◆ **PROBLEM DETAILS**
Scan the data below. Pull out each line where "labels" occurs.

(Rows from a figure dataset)
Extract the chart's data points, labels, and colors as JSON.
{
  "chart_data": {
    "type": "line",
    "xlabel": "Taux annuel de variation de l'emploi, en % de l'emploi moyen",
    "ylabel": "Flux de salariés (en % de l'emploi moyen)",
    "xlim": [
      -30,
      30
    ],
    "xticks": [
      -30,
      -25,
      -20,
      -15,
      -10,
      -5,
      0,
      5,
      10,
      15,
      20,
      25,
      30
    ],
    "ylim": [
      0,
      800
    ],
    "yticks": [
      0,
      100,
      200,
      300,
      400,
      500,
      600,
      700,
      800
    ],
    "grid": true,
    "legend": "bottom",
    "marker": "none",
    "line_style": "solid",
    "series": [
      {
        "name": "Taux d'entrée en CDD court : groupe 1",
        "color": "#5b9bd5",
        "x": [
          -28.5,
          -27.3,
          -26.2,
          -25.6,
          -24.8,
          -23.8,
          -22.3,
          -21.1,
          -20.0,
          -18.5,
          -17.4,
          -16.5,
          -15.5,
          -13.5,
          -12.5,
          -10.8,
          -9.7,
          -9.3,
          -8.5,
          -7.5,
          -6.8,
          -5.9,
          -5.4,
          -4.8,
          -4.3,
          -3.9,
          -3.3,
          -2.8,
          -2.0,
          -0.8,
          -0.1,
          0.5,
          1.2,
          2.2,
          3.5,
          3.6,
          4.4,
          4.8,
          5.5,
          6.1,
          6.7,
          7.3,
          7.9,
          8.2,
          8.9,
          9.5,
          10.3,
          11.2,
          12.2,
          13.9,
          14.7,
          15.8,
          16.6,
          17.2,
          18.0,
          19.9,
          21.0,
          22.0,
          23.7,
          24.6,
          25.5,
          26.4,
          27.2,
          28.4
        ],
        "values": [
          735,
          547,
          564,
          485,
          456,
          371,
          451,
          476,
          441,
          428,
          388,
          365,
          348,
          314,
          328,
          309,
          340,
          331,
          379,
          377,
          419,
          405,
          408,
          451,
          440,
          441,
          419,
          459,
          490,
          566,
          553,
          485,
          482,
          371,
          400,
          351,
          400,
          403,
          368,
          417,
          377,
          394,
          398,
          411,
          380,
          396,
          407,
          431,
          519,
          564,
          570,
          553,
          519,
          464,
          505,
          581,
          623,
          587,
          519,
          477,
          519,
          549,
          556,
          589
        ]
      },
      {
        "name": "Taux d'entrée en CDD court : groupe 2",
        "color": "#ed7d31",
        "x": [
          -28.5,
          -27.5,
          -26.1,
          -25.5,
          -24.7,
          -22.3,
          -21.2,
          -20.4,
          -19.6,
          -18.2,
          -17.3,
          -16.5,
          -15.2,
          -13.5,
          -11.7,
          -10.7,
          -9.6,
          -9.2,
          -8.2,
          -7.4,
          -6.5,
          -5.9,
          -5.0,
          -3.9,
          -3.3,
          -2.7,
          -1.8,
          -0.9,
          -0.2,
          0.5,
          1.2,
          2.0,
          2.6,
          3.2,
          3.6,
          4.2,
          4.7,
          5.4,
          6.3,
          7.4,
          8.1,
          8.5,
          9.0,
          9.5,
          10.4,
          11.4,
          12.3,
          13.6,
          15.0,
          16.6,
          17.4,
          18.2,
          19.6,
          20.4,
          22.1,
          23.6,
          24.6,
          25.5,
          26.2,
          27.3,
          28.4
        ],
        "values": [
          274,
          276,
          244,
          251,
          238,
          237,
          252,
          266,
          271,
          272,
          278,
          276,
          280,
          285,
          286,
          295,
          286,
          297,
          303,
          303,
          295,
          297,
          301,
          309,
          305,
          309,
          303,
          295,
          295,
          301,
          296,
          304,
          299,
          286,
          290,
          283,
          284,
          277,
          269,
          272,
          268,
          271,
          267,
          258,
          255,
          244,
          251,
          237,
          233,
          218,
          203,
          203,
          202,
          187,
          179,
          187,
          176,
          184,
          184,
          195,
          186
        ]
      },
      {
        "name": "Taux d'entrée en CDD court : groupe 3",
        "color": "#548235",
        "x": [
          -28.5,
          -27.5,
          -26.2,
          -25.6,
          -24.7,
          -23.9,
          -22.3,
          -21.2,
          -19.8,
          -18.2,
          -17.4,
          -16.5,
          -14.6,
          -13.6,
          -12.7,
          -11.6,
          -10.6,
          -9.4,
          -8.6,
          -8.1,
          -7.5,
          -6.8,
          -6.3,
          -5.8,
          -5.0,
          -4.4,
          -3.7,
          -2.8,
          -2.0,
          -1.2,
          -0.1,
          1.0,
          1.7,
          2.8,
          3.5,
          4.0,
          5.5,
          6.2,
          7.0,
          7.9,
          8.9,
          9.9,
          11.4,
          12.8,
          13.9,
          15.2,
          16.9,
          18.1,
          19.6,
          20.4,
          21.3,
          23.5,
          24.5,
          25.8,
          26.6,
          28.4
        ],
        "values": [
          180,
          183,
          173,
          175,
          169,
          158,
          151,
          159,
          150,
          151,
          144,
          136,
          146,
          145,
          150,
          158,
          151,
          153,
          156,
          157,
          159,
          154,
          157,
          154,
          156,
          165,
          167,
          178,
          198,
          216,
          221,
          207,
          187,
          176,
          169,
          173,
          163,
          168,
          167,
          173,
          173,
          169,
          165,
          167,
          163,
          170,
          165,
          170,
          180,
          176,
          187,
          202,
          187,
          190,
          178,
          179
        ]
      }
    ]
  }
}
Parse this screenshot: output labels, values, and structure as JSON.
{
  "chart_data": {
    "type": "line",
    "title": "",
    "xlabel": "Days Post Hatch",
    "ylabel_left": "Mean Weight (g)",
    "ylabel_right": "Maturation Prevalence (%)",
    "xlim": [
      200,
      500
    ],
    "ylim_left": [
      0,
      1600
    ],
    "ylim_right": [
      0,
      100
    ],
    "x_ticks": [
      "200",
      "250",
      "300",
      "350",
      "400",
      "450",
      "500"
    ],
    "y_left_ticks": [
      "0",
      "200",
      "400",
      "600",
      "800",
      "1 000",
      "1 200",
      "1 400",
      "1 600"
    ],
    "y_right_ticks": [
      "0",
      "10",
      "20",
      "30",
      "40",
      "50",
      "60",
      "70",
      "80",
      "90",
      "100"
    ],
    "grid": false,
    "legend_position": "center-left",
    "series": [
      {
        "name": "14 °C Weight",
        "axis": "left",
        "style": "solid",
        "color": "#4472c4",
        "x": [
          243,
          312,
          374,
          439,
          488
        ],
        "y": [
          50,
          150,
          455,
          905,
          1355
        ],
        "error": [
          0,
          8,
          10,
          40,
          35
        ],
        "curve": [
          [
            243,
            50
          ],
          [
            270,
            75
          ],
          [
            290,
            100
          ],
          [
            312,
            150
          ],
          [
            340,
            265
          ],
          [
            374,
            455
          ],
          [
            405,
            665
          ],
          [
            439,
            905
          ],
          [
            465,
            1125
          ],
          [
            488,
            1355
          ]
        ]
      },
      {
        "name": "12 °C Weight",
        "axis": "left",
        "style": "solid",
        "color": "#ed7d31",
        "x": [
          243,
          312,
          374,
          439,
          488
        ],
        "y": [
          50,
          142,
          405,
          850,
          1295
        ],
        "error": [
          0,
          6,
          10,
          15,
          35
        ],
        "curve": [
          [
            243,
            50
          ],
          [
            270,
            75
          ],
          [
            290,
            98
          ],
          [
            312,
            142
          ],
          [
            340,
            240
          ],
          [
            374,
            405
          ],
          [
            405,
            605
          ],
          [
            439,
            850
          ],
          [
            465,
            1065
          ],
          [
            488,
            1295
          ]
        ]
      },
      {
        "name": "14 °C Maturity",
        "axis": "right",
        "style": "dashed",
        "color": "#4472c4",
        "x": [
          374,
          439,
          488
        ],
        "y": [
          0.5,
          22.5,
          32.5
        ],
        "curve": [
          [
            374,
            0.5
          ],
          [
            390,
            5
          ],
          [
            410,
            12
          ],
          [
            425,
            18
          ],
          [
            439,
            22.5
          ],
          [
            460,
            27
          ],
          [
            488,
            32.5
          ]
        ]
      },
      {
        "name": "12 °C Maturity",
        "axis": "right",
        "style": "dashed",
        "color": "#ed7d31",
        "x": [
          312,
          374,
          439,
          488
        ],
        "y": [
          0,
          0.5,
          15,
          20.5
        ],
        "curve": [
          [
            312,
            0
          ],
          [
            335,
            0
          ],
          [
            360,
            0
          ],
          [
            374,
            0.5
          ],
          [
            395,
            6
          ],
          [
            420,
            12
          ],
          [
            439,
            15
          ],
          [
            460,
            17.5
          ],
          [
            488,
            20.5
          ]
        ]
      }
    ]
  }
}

◆ **TASK OUTPUT**
Extract the chart's data points, labels, and colors as JSON.
Parse this screenshot: output labels, values, and structure as JSON.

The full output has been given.